*WHAT YOU ARE ASKED TO DO*: Pull out every line from the listing that has the word "group".

*Excerpt from a dataset*:
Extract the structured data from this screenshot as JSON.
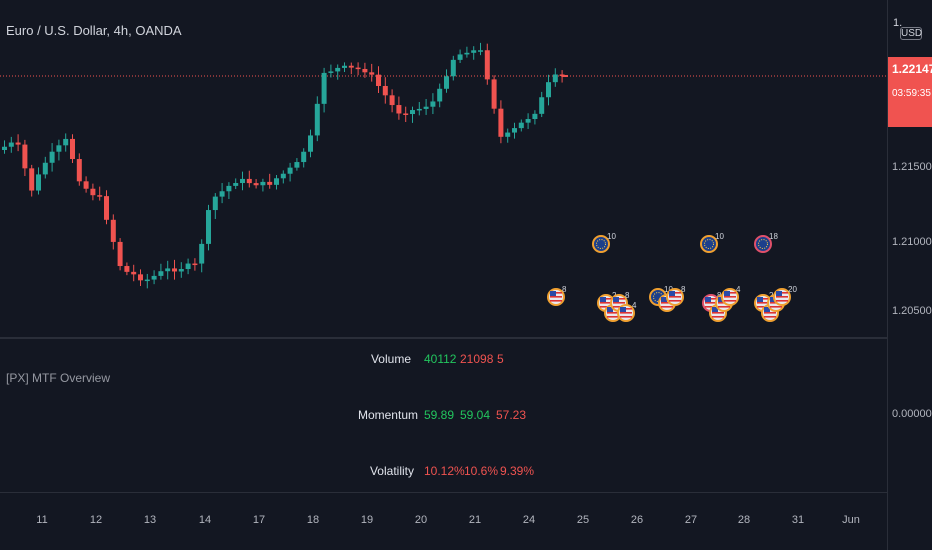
{
  "symbol_title": "Euro / U.S. Dollar, 4h, OANDA",
  "indicator_title": "[PX] MTF Overview",
  "currency": "USD",
  "axis_top_label": "1.",
  "price_badge": {
    "price": "1.22147",
    "countdown": "03:59:35"
  },
  "price_axis": [
    "1.21500",
    "1.21000",
    "1.20500"
  ],
  "indicator_axis": [
    "0.00000"
  ],
  "time_axis": [
    "11",
    "12",
    "13",
    "14",
    "17",
    "18",
    "19",
    "20",
    "21",
    "24",
    "25",
    "26",
    "27",
    "28",
    "31",
    "Jun"
  ],
  "mtf_table": {
    "rows": [
      {
        "label": "Volume",
        "values": [
          "40112",
          "21098",
          "5"
        ]
      },
      {
        "label": "Momentum",
        "values": [
          "59.89",
          "59.04",
          "57.23"
        ]
      },
      {
        "label": "Volatility",
        "values": [
          "10.12%",
          "10.6%",
          "9.39%"
        ]
      }
    ]
  },
  "event_markers": [
    {
      "group": "g1",
      "counts": [
        "8"
      ]
    },
    {
      "group": "g2",
      "counts": [
        "10",
        "2",
        "8",
        "4"
      ]
    },
    {
      "group": "g3",
      "counts": [
        "10",
        "4",
        "8"
      ]
    },
    {
      "group": "g4",
      "counts": [
        "10",
        "8",
        "7",
        "4"
      ]
    },
    {
      "group": "g5",
      "counts": [
        "18",
        "2",
        "2",
        "20"
      ]
    }
  ],
  "colors": {
    "background": "#131722",
    "bull": "#26a69a",
    "bear": "#f05350",
    "grid": "#1e222d",
    "separator": "#2a2e39"
  }
}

*EXERCISE RESPONSE*:
      "group": "g1",
      "group": "g2",
      "group": "g3",
      "group": "g4",
      "group": "g5",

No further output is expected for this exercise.